— CHALLENGE —
Give back all the data exactly, line by line.

###

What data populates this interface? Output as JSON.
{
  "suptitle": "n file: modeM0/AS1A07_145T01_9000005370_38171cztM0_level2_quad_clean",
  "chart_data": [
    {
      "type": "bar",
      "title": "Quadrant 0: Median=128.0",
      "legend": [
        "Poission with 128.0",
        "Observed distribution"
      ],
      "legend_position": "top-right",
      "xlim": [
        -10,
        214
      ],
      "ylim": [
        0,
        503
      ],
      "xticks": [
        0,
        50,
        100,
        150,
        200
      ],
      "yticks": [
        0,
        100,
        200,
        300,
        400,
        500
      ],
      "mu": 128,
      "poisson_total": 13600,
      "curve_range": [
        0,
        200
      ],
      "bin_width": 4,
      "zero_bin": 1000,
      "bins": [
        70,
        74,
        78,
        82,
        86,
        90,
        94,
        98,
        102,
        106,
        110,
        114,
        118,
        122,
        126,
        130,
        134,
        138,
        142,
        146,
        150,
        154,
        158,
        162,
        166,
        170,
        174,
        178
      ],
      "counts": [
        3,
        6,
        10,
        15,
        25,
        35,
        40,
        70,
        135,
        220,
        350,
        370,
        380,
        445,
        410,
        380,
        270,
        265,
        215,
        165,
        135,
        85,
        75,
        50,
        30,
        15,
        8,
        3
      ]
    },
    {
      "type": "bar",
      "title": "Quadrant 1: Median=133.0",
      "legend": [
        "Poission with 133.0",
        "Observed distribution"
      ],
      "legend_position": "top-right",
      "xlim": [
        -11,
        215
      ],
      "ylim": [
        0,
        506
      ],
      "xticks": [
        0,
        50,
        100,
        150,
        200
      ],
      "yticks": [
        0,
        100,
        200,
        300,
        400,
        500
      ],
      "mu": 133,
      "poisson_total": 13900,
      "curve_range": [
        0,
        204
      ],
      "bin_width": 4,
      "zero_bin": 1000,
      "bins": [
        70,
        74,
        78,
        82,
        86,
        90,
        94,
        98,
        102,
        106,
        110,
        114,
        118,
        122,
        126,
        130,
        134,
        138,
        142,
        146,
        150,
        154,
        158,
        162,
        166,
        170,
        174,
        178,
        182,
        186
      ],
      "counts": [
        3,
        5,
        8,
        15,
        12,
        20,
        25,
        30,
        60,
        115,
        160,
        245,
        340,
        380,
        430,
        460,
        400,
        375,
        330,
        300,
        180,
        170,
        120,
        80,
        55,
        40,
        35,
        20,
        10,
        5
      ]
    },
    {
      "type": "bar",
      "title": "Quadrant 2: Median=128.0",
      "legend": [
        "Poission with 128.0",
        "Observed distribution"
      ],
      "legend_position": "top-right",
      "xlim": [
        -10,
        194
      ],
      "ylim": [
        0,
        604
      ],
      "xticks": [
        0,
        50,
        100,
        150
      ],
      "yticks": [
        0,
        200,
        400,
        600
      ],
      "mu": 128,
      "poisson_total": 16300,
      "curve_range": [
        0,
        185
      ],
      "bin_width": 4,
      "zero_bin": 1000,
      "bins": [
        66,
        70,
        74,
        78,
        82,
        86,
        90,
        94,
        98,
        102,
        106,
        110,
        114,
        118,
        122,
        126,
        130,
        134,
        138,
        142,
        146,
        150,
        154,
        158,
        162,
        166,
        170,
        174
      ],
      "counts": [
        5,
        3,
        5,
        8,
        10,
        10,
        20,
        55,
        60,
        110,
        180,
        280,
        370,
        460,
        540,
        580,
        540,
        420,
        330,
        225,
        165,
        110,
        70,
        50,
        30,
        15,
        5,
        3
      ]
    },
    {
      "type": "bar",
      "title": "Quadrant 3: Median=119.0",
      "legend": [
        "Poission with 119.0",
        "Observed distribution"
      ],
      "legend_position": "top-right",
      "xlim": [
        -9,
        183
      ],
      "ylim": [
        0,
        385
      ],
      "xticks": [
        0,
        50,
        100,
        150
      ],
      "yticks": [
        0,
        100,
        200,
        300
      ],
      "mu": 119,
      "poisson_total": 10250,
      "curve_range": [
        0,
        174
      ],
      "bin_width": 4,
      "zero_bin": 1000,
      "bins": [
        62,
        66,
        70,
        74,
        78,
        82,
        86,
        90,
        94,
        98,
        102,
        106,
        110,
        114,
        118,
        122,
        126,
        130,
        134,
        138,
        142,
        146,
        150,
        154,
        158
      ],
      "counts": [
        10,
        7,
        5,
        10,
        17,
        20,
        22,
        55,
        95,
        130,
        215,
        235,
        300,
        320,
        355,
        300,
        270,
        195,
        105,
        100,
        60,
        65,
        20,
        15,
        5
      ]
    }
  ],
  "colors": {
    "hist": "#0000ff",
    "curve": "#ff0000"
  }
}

###

— TASK OUTPUT —
What data populates this interface? Output as JSON.
{
  "suptitle": "n file: modeM0/AS1A07_145T01_9000005370_38171cztM0_level2_quad_clean",
  "chart_data": [
    {
      "type": "bar",
      "title": "Quadrant 0: Median=128.0",
      "legend": [
        "Poission with 128.0",
        "Observed distribution"
      ],
      "legend_position": "top-right",
      "xlim": [
        -10,
        214
      ],
      "ylim": [
        0,
        503
      ],
      "xticks": [
        0,
        50,
        100,
        150,
        200
      ],
      "yticks": [
        0,
        100,
        200,
        300,
        400,
        500
      ],
      "mu": 128,
      "poisson_total": 13600,
      "curve_range": [
        0,
        200
      ],
      "bin_width": 4,
      "zero_bin": 1000,
      "bins": [
        70,
        74,
        78,
        82,
        86,
        90,
        94,
        98,
        102,
        106,
        110,
        114,
        118,
        122,
        126,
        130,
        134,
        138,
        142,
        146,
        150,
        154,
        158,
        162,
        166,
        170,
        174,
        178
      ],
      "counts": [
        3,
        6,
        10,
        15,
        25,
        35,
        40,
        70,
        135,
        220,
        350,
        370,
        380,
        445,
        410,
        380,
        270,
        265,
        215,
        165,
        135,
        85,
        75,
        50,
        30,
        15,
        8,
        3
      ]
    },
    {
      "type": "bar",
      "title": "Quadrant 1: Median=133.0",
      "legend": [
        "Poission with 133.0",
        "Observed distribution"
      ],
      "legend_position": "top-right",
      "xlim": [
        -11,
        215
      ],
      "ylim": [
        0,
        506
      ],
      "xticks": [
        0,
        50,
        100,
        150,
        200
      ],
      "yticks": [
        0,
        100,
        200,
        300,
        400,
        500
      ],
      "mu": 133,
      "poisson_total": 13900,
      "curve_range": [
        0,
        204
      ],
      "bin_width": 4,
      "zero_bin": 1000,
      "bins": [
        70,
        74,
        78,
        82,
        86,
        90,
        94,
        98,
        102,
        106,
        110,
        114,
        118,
        122,
        126,
        130,
        134,
        138,
        142,
        146,
        150,
        154,
        158,
        162,
        166,
        170,
        174,
        178,
        182,
        186
      ],
      "counts": [
        3,
        5,
        8,
        15,
        12,
        20,
        25,
        30,
        60,
        115,
        160,
        245,
        340,
        380,
        430,
        460,
        400,
        375,
        330,
        300,
        180,
        170,
        120,
        80,
        55,
        40,
        35,
        20,
        10,
        5
      ]
    },
    {
      "type": "bar",
      "title": "Quadrant 2: Median=128.0",
      "legend": [
        "Poission with 128.0",
        "Observed distribution"
      ],
      "legend_position": "top-right",
      "xlim": [
        -10,
        194
      ],
      "ylim": [
        0,
        604
      ],
      "xticks": [
        0,
        50,
        100,
        150
      ],
      "yticks": [
        0,
        200,
        400,
        600
      ],
      "mu": 128,
      "poisson_total": 16300,
      "curve_range": [
        0,
        185
      ],
      "bin_width": 4,
      "zero_bin": 1000,
      "bins": [
        66,
        70,
        74,
        78,
        82,
        86,
        90,
        94,
        98,
        102,
        106,
        110,
        114,
        118,
        122,
        126,
        130,
        134,
        138,
        142,
        146,
        150,
        154,
        158,
        162,
        166,
        170,
        174
      ],
      "counts": [
        5,
        3,
        5,
        8,
        10,
        10,
        20,
        55,
        60,
        110,
        180,
        280,
        370,
        460,
        540,
        580,
        540,
        420,
        330,
        225,
        165,
        110,
        70,
        50,
        30,
        15,
        5,
        3
      ]
    },
    {
      "type": "bar",
      "title": "Quadrant 3: Median=119.0",
      "legend": [
        "Poission with 119.0",
        "Observed distribution"
      ],
      "legend_position": "top-right",
      "xlim": [
        -9,
        183
      ],
      "ylim": [
        0,
        385
      ],
      "xticks": [
        0,
        50,
        100,
        150
      ],
      "yticks": [
        0,
        100,
        200,
        300
      ],
      "mu": 119,
      "poisson_total": 10250,
      "curve_range": [
        0,
        174
      ],
      "bin_width": 4,
      "zero_bin": 1000,
      "bins": [
        62,
        66,
        70,
        74,
        78,
        82,
        86,
        90,
        94,
        98,
        102,
        106,
        110,
        114,
        118,
        122,
        126,
        130,
        134,
        138,
        142,
        146,
        150,
        154,
        158
      ],
      "counts": [
        10,
        7,
        5,
        10,
        17,
        20,
        22,
        55,
        95,
        130,
        215,
        235,
        300,
        320,
        355,
        300,
        270,
        195,
        105,
        100,
        60,
        65,
        20,
        15,
        5
      ]
    }
  ],
  "colors": {
    "hist": "#0000ff",
    "curve": "#ff0000"
  }
}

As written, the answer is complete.